**Task**
Go through the records and copy each line where the word "RIGHT" occurs.
##############################
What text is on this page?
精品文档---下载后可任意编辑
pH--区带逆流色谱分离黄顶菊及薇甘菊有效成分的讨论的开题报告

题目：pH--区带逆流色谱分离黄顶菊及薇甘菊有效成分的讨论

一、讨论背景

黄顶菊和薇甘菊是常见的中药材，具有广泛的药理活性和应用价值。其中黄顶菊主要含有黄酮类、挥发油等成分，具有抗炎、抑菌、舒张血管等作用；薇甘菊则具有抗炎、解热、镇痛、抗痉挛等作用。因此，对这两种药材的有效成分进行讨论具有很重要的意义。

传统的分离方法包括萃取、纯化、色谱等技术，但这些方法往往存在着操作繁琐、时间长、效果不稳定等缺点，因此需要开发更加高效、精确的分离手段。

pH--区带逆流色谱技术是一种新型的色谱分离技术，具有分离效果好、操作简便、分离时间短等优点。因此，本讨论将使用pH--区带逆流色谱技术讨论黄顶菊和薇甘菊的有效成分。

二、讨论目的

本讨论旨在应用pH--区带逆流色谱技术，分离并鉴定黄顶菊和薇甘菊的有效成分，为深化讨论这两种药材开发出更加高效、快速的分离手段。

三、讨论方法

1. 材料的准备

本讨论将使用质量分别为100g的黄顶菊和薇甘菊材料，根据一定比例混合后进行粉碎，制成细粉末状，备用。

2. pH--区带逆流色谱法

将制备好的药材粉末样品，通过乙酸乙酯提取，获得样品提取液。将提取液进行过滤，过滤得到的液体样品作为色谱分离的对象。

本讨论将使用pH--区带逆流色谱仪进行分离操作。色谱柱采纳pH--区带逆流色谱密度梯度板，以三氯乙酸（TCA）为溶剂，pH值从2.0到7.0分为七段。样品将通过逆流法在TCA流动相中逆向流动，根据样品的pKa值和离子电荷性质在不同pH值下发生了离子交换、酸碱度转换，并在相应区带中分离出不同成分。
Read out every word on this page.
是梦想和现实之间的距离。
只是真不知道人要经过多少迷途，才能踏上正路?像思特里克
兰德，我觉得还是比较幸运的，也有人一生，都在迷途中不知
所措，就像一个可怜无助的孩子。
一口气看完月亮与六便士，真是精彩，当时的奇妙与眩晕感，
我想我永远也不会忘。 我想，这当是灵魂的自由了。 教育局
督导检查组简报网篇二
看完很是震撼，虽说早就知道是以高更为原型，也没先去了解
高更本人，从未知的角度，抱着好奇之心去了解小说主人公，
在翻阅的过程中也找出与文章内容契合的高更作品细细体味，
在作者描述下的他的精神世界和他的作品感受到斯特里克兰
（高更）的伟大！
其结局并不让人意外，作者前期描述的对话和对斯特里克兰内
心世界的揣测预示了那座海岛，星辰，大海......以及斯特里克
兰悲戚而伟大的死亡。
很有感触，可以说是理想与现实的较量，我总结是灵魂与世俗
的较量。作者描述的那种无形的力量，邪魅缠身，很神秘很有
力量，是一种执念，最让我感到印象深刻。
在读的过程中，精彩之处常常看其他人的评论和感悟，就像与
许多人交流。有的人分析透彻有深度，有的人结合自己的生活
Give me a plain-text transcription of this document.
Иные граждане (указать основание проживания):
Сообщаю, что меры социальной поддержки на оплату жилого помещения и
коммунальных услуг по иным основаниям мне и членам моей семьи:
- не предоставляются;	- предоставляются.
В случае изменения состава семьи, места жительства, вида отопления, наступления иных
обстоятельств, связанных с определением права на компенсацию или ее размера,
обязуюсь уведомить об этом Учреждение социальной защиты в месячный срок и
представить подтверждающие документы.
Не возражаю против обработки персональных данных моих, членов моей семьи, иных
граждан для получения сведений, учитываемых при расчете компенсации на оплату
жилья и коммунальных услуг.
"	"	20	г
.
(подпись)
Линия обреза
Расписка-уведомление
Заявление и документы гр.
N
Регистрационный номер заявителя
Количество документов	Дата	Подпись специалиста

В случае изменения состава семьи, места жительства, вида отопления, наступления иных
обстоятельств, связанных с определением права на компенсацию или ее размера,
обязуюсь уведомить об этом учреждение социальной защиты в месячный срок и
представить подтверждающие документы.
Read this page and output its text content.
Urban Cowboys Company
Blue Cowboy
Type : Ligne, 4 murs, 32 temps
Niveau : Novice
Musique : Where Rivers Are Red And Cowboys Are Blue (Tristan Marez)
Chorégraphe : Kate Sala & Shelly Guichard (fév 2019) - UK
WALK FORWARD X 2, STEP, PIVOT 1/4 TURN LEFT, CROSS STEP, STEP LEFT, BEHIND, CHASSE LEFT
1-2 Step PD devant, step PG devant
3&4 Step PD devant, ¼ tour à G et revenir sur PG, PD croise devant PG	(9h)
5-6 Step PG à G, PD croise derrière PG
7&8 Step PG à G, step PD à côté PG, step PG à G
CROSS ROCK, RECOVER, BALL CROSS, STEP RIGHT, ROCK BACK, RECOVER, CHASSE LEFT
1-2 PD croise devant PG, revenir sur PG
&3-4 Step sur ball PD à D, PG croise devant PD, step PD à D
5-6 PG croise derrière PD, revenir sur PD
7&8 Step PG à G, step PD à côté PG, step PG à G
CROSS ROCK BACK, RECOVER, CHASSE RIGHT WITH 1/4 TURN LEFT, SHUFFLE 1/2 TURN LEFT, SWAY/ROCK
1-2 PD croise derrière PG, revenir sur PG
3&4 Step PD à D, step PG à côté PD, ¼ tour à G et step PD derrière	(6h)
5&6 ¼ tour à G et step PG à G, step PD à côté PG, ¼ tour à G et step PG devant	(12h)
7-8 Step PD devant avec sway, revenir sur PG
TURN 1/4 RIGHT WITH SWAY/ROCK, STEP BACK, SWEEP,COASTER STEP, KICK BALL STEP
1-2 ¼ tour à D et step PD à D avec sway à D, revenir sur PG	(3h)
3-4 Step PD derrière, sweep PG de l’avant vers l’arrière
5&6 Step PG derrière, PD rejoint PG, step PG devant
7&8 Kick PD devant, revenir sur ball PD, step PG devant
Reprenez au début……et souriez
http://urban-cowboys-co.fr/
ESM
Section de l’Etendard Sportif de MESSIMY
##############################
**Response to this exercise**
CROSS ROCK, RECOVER, BALL CROSS, STEP RIGHT, ROCK BACK, RECOVER, CHASSE LEFT
CROSS ROCK BACK, RECOVER, CHASSE RIGHT WITH 1/4 TURN LEFT, SHUFFLE 1/2 TURN LEFT, SWAY/ROCK
TURN 1/4 RIGHT WITH SWAY/ROCK, STEP BACK, SWEEP,COASTER STEP, KICK BALL STEP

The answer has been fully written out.